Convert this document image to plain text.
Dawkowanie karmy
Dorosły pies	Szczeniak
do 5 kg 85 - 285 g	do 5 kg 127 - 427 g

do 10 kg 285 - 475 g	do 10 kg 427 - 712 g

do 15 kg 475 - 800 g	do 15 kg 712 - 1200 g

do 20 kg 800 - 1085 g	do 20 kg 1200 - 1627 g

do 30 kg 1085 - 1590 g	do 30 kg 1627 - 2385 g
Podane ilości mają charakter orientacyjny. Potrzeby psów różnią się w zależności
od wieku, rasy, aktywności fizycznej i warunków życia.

^^^^^^^^^^^^^^^^

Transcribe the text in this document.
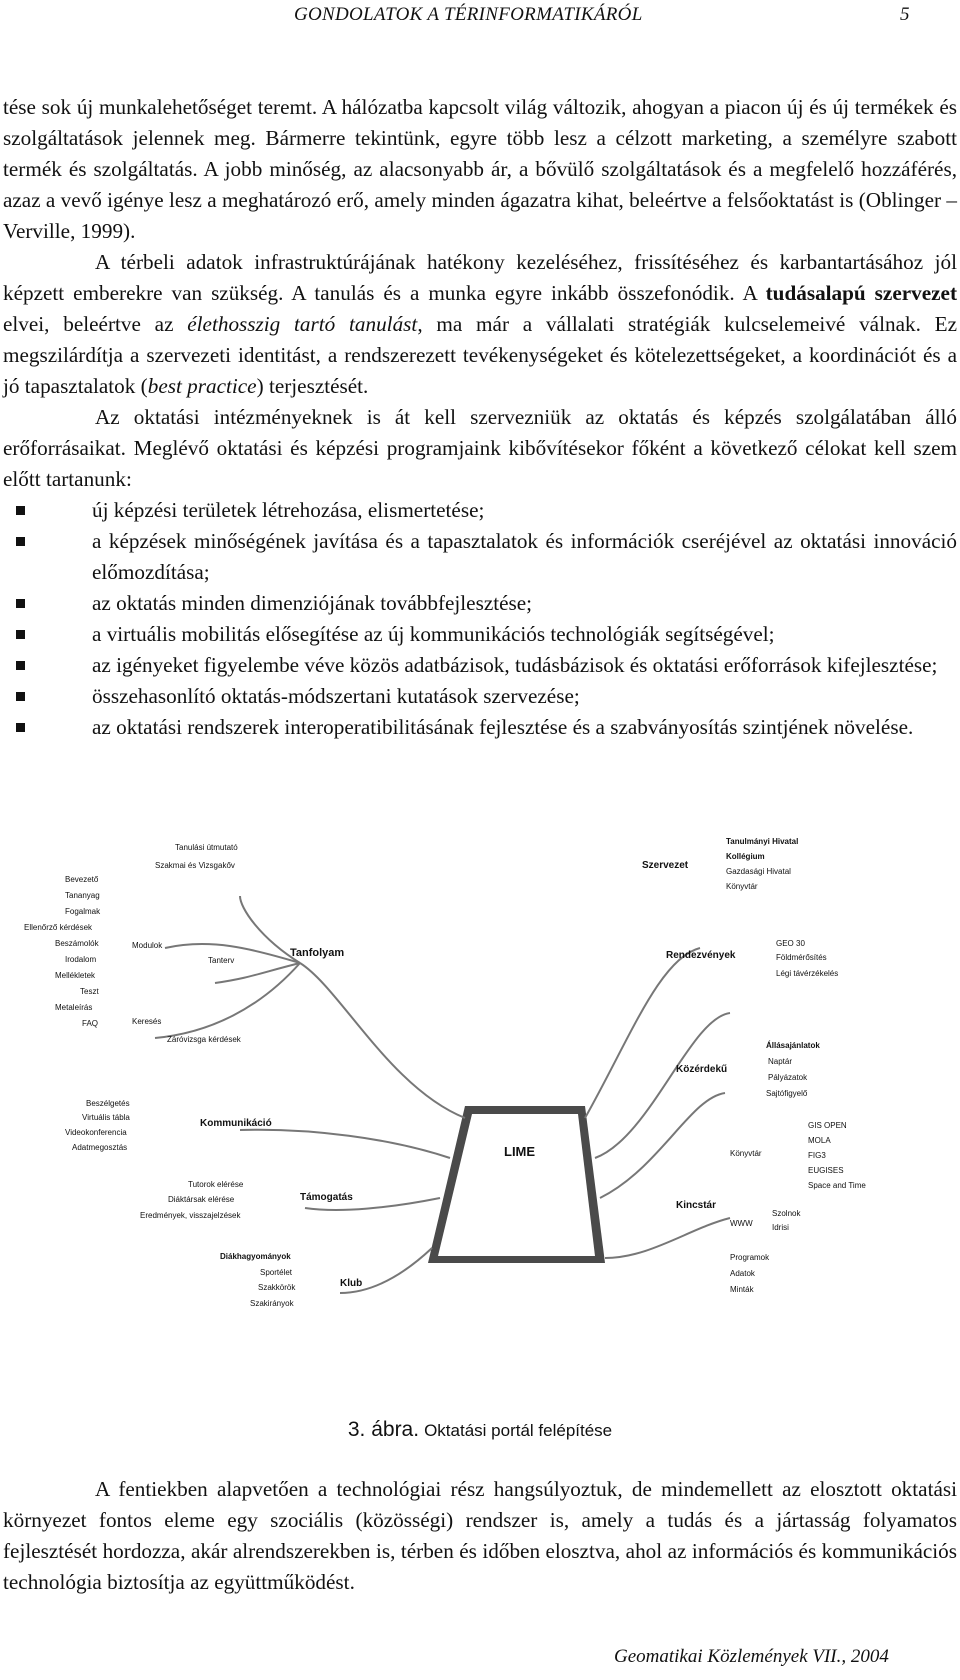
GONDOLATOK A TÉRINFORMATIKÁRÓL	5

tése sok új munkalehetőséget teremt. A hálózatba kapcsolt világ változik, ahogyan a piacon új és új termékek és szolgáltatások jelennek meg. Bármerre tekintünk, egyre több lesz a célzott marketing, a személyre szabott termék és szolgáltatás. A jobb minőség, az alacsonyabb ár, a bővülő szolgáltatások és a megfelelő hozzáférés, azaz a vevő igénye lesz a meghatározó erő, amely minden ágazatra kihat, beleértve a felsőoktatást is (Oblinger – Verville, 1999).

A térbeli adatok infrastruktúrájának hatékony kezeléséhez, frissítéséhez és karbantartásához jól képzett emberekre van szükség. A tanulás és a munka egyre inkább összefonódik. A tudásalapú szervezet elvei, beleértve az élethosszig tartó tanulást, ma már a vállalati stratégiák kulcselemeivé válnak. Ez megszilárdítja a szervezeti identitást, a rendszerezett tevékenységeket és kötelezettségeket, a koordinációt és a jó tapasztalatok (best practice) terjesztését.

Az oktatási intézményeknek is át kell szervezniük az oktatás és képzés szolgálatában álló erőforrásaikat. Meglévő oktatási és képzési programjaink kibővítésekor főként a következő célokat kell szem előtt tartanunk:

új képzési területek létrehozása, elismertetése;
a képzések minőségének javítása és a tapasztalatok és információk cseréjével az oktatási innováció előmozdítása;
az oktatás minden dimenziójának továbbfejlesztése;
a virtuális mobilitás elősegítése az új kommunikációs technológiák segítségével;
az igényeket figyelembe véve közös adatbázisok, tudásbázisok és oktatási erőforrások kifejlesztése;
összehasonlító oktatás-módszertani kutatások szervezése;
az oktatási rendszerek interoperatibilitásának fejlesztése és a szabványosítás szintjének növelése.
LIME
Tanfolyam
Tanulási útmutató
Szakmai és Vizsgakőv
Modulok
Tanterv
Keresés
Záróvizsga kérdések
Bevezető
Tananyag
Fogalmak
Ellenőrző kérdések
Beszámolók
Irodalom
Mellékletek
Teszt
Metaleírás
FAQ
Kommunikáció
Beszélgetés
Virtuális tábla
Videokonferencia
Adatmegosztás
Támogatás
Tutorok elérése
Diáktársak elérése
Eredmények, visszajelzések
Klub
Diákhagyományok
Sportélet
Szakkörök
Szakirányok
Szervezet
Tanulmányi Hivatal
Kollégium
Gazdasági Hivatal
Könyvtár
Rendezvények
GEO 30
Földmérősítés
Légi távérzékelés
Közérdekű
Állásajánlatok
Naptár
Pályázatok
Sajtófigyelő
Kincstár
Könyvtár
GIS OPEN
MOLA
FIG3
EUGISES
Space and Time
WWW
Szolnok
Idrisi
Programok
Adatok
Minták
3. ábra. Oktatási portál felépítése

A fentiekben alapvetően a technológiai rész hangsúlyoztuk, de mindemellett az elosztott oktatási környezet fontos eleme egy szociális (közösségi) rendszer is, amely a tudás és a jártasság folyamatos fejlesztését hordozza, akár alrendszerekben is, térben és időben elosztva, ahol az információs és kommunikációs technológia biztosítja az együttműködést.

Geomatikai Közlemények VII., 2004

^^^^^^^^^^^^^^^^

Stated problem = Go over the data above and copy every line that has the word "tapasztalatok" in it.

Answer to this problem =
A térbeli adatok infrastruktúrájának hatékony kezeléséhez, frissítéséhez és karbantartásához jól képzett emberekre van szükség. A tanulás és a munka egyre inkább összefonódik. A tudásalapú szervezet elvei, beleértve az élethosszig tartó tanulást, ma már a vállalati stratégiák kulcselemeivé válnak. Ez megszilárdítja a szervezeti identitást, a rendszerezett tevékenységeket és kötelezettségeket, a koordinációt és a jó tapasztalatok (best practice) terjesztését.
a képzések minőségének javítása és a tapasztalatok és információk cseréjével az oktatási innováció előmozdítása;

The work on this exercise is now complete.